__WHAT YOU ARE ASKED TO DO__: Report how many lines hold the word "this"; answer with the number alone.

>> begin DATASET ENTRIES

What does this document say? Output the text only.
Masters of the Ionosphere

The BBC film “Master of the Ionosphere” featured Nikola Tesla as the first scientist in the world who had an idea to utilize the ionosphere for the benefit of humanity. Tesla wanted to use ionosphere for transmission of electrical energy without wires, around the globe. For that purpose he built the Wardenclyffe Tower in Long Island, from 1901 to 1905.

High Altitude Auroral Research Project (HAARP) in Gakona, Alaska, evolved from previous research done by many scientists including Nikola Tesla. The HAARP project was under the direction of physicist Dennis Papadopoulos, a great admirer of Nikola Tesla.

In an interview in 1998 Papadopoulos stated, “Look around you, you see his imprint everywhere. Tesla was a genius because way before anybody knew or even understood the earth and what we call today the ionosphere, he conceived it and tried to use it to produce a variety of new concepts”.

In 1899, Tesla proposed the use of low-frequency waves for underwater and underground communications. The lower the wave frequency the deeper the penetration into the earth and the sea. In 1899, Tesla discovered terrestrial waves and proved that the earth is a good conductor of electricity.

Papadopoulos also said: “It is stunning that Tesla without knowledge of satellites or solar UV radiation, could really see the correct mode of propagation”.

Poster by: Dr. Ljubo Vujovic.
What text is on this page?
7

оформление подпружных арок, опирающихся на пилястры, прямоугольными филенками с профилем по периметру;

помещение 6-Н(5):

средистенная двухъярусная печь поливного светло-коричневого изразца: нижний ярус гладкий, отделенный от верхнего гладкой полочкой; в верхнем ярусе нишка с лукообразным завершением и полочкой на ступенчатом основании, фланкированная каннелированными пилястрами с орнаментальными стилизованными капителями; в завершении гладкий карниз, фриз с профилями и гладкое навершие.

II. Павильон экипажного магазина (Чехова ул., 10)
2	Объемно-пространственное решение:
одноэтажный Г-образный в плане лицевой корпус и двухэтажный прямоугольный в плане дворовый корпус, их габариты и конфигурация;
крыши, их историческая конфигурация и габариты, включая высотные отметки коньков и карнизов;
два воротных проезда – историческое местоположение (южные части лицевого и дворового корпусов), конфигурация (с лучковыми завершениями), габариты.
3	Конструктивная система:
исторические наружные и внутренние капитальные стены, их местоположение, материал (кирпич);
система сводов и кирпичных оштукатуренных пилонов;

>> end DATASET ENTRIES

__OUTPUT__: 2